Data supplied:

——

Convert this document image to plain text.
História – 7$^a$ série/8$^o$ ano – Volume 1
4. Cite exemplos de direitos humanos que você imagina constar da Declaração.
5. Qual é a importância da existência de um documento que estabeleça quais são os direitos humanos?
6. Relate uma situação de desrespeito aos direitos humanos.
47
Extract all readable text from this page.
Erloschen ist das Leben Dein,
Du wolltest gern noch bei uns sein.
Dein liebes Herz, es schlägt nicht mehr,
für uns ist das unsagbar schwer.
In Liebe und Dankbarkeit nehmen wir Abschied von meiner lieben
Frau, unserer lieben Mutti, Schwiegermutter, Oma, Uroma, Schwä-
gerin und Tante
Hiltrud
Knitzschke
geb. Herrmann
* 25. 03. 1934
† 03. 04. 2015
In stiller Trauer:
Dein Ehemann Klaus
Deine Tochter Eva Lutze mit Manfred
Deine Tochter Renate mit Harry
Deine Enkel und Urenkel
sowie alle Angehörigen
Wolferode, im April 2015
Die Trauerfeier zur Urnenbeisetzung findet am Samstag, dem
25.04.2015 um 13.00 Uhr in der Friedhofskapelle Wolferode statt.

——

Given problem: Output all of the data again, exactly.

Correct response:
Convert this document image to plain text.
História – 7$^a$ série/8$^o$ ano – Volume 1
4. Cite exemplos de direitos humanos que você imagina constar da Declaração.
5. Qual é a importância da existência de um documento que estabeleça quais são os direitos humanos?
6. Relate uma situação de desrespeito aos direitos humanos.
47
Extract all readable text from this page.
Erloschen ist das Leben Dein,
Du wolltest gern noch bei uns sein.
Dein liebes Herz, es schlägt nicht mehr,
für uns ist das unsagbar schwer.
In Liebe und Dankbarkeit nehmen wir Abschied von meiner lieben
Frau, unserer lieben Mutti, Schwiegermutter, Oma, Uroma, Schwä-
gerin und Tante
Hiltrud
Knitzschke
geb. Herrmann
* 25. 03. 1934
† 03. 04. 2015
In stiller Trauer:
Dein Ehemann Klaus
Deine Tochter Eva Lutze mit Manfred
Deine Tochter Renate mit Harry
Deine Enkel und Urenkel
sowie alle Angehörigen
Wolferode, im April 2015
Die Trauerfeier zur Urnenbeisetzung findet am Samstag, dem
25.04.2015 um 13.00 Uhr in der Friedhofskapelle Wolferode statt.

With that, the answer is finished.